*Exercise*: Write the records out again, precisely as they stand.

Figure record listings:
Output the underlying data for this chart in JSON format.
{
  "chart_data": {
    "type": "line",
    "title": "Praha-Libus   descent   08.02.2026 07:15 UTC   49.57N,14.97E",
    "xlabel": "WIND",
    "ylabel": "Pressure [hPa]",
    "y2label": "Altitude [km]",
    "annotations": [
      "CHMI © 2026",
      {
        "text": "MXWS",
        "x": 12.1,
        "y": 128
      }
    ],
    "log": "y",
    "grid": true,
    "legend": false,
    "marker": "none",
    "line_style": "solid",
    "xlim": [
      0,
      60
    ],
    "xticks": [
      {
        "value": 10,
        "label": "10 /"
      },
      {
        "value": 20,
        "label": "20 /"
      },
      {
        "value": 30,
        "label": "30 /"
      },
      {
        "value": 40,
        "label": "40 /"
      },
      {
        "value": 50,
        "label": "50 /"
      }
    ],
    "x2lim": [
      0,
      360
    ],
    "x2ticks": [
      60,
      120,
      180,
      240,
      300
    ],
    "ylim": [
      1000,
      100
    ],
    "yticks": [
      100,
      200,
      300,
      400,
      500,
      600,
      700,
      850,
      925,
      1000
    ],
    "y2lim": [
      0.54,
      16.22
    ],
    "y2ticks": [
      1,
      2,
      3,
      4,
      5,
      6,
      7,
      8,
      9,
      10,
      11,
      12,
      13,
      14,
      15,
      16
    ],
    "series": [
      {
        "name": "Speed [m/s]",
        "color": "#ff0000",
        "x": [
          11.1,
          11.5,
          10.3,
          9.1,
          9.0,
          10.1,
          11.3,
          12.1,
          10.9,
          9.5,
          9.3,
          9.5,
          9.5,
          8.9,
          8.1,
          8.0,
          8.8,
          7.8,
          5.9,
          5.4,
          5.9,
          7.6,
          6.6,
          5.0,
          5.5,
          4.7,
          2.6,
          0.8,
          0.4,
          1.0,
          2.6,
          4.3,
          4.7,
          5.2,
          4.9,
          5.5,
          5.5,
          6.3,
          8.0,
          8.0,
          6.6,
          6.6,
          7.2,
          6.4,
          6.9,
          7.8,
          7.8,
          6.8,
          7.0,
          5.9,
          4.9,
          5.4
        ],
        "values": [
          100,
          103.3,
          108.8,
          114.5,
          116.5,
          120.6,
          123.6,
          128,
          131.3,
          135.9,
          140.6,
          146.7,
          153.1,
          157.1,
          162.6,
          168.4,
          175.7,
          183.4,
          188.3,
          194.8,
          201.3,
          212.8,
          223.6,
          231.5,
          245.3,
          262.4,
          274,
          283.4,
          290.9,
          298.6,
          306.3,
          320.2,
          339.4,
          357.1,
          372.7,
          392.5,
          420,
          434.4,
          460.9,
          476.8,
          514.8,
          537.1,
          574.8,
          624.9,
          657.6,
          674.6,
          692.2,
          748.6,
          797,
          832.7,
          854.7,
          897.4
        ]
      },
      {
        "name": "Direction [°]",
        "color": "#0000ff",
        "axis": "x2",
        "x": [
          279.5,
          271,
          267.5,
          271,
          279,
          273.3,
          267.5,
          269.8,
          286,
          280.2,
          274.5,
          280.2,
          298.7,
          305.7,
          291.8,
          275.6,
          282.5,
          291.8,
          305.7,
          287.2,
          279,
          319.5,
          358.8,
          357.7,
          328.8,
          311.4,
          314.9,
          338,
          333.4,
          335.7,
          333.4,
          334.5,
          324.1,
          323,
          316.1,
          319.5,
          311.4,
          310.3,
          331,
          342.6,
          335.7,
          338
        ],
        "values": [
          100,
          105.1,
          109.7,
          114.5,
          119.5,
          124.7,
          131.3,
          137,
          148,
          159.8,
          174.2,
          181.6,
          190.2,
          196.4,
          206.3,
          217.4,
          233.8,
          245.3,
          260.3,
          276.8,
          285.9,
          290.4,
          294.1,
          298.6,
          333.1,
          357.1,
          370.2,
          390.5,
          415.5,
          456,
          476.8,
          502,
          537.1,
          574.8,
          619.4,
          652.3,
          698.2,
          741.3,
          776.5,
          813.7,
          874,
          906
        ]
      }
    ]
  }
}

*Task response*:
Output the underlying data for this chart in JSON format.
{
  "chart_data": {
    "type": "line",
    "title": "Praha-Libus   descent   08.02.2026 07:15 UTC   49.57N,14.97E",
    "xlabel": "WIND",
    "ylabel": "Pressure [hPa]",
    "y2label": "Altitude [km]",
    "annotations": [
      "CHMI © 2026",
      {
        "text": "MXWS",
        "x": 12.1,
        "y": 128
      }
    ],
    "log": "y",
    "grid": true,
    "legend": false,
    "marker": "none",
    "line_style": "solid",
    "xlim": [
      0,
      60
    ],
    "xticks": [
      {
        "value": 10,
        "label": "10 /"
      },
      {
        "value": 20,
        "label": "20 /"
      },
      {
        "value": 30,
        "label": "30 /"
      },
      {
        "value": 40,
        "label": "40 /"
      },
      {
        "value": 50,
        "label": "50 /"
      }
    ],
    "x2lim": [
      0,
      360
    ],
    "x2ticks": [
      60,
      120,
      180,
      240,
      300
    ],
    "ylim": [
      1000,
      100
    ],
    "yticks": [
      100,
      200,
      300,
      400,
      500,
      600,
      700,
      850,
      925,
      1000
    ],
    "y2lim": [
      0.54,
      16.22
    ],
    "y2ticks": [
      1,
      2,
      3,
      4,
      5,
      6,
      7,
      8,
      9,
      10,
      11,
      12,
      13,
      14,
      15,
      16
    ],
    "series": [
      {
        "name": "Speed [m/s]",
        "color": "#ff0000",
        "x": [
          11.1,
          11.5,
          10.3,
          9.1,
          9.0,
          10.1,
          11.3,
          12.1,
          10.9,
          9.5,
          9.3,
          9.5,
          9.5,
          8.9,
          8.1,
          8.0,
          8.8,
          7.8,
          5.9,
          5.4,
          5.9,
          7.6,
          6.6,
          5.0,
          5.5,
          4.7,
          2.6,
          0.8,
          0.4,
          1.0,
          2.6,
          4.3,
          4.7,
          5.2,
          4.9,
          5.5,
          5.5,
          6.3,
          8.0,
          8.0,
          6.6,
          6.6,
          7.2,
          6.4,
          6.9,
          7.8,
          7.8,
          6.8,
          7.0,
          5.9,
          4.9,
          5.4
        ],
        "values": [
          100,
          103.3,
          108.8,
          114.5,
          116.5,
          120.6,
          123.6,
          128,
          131.3,
          135.9,
          140.6,
          146.7,
          153.1,
          157.1,
          162.6,
          168.4,
          175.7,
          183.4,
          188.3,
          194.8,
          201.3,
          212.8,
          223.6,
          231.5,
          245.3,
          262.4,
          274,
          283.4,
          290.9,
          298.6,
          306.3,
          320.2,
          339.4,
          357.1,
          372.7,
          392.5,
          420,
          434.4,
          460.9,
          476.8,
          514.8,
          537.1,
          574.8,
          624.9,
          657.6,
          674.6,
          692.2,
          748.6,
          797,
          832.7,
          854.7,
          897.4
        ]
      },
      {
        "name": "Direction [°]",
        "color": "#0000ff",
        "axis": "x2",
        "x": [
          279.5,
          271,
          267.5,
          271,
          279,
          273.3,
          267.5,
          269.8,
          286,
          280.2,
          274.5,
          280.2,
          298.7,
          305.7,
          291.8,
          275.6,
          282.5,
          291.8,
          305.7,
          287.2,
          279,
          319.5,
          358.8,
          357.7,
          328.8,
          311.4,
          314.9,
          338,
          333.4,
          335.7,
          333.4,
          334.5,
          324.1,
          323,
          316.1,
          319.5,
          311.4,
          310.3,
          331,
          342.6,
          335.7,
          338
        ],
        "values": [
          100,
          105.1,
          109.7,
          114.5,
          119.5,
          124.7,
          131.3,
          137,
          148,
          159.8,
          174.2,
          181.6,
          190.2,
          196.4,
          206.3,
          217.4,
          233.8,
          245.3,
          260.3,
          276.8,
          285.9,
          290.4,
          294.1,
          298.6,
          333.1,
          357.1,
          370.2,
          390.5,
          415.5,
          456,
          476.8,
          502,
          537.1,
          574.8,
          619.4,
          652.3,
          698.2,
          741.3,
          776.5,
          813.7,
          874,
          906
        ]
      }
    ]
  }
}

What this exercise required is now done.